*REQUIREMENTS*: Copy out the lines that have "name" in them.

(Figure record listings)
^^^^

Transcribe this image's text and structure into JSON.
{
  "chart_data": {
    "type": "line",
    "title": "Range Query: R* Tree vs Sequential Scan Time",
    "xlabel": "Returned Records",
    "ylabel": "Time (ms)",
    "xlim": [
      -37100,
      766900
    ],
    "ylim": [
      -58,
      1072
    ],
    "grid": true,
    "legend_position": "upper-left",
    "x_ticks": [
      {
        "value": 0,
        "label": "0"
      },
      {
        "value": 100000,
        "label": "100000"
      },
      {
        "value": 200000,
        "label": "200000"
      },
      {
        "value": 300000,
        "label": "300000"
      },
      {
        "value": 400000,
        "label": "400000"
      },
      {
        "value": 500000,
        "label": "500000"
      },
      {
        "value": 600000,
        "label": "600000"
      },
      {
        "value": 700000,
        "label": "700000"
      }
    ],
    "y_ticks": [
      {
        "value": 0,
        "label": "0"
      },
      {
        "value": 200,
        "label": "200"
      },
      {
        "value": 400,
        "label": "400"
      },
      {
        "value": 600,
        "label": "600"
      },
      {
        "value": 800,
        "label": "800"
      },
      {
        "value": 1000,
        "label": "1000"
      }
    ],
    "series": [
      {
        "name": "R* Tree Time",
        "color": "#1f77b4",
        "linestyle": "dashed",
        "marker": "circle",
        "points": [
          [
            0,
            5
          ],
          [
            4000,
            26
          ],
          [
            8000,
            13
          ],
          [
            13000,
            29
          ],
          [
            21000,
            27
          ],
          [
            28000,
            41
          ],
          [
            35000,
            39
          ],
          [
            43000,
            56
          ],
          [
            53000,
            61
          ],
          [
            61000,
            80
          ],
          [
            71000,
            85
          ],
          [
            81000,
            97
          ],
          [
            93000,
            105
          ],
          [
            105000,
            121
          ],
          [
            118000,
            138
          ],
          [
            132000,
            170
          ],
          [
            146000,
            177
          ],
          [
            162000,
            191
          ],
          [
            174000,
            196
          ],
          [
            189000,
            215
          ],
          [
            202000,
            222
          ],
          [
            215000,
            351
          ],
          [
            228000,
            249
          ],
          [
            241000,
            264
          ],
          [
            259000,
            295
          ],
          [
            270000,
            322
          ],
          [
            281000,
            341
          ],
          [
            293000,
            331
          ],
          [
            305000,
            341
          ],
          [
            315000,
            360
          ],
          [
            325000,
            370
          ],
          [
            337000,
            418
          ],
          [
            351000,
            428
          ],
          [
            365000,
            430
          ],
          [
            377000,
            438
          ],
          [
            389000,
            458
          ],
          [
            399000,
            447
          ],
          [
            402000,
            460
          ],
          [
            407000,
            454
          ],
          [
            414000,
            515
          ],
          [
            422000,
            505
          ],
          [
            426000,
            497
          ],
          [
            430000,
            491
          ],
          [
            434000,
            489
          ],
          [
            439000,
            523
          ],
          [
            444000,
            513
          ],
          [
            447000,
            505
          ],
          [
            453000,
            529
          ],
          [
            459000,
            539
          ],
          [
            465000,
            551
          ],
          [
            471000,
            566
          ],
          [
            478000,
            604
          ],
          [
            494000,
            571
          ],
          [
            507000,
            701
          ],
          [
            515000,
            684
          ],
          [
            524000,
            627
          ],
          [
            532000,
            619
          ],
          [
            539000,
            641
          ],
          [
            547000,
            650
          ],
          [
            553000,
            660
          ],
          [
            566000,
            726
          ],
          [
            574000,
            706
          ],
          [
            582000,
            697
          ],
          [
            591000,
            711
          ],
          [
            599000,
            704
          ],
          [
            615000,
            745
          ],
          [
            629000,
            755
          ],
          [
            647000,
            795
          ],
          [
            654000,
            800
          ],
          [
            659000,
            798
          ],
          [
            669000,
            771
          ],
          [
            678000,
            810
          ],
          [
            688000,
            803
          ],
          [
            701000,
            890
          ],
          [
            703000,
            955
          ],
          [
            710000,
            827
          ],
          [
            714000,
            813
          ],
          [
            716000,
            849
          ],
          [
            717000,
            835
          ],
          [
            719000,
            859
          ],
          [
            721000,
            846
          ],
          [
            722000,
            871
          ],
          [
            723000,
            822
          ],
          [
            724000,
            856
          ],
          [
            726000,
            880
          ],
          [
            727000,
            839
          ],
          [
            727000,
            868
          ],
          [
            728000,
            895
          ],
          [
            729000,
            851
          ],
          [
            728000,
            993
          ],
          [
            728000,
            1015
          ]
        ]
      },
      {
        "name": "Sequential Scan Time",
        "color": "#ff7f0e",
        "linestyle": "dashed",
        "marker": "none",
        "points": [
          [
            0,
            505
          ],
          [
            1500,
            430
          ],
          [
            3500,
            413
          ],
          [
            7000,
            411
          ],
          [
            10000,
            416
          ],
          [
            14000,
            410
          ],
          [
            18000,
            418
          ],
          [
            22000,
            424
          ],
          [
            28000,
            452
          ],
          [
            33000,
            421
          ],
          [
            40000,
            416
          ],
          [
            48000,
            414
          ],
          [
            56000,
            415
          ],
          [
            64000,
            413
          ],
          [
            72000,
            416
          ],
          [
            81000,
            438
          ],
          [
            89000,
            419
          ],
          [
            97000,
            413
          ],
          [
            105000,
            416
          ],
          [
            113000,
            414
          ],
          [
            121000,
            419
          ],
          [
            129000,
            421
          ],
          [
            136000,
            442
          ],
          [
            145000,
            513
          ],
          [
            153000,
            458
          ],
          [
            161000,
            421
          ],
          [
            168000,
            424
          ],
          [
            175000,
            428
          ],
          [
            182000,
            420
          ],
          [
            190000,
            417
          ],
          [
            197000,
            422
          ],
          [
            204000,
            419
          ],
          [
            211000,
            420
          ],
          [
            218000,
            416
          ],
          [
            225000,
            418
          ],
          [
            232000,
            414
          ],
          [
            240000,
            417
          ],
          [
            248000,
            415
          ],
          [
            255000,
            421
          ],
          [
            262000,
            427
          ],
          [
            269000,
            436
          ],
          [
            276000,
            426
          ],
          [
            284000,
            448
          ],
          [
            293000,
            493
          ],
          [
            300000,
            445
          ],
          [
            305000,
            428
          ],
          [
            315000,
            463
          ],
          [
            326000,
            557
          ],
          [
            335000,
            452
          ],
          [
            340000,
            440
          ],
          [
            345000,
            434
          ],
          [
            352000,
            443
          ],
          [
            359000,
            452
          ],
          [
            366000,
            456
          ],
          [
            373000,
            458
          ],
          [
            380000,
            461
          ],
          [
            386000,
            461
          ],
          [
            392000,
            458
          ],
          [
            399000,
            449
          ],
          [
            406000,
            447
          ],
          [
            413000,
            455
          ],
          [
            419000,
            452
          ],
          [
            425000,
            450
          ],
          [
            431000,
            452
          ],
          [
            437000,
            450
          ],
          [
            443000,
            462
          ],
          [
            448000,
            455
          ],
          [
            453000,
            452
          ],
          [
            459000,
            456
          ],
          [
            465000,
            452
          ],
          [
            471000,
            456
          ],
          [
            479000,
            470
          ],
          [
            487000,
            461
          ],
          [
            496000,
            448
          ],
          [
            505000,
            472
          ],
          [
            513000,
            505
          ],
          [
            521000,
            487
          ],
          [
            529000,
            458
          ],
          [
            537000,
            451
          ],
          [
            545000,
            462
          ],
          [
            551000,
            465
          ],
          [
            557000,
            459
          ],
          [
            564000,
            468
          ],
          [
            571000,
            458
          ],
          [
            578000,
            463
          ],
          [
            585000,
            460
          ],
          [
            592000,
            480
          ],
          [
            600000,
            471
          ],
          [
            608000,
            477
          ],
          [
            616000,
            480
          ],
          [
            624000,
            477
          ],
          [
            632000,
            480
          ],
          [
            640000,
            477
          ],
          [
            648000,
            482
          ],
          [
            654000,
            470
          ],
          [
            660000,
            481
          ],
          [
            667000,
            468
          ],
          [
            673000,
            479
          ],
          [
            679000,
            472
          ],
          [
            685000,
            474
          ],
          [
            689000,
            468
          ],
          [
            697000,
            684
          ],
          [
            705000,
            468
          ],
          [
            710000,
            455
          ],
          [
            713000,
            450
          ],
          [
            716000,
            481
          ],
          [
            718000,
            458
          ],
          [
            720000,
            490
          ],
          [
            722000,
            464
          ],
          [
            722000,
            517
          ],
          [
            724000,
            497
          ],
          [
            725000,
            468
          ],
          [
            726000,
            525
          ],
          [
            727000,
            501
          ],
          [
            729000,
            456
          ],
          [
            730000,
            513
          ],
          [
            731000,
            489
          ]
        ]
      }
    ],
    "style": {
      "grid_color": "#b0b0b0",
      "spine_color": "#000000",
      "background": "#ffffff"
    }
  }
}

^^^^

*EXERCISE RESPONSE*:
        "name": "R* Tree Time",
        "name": "Sequential Scan Time",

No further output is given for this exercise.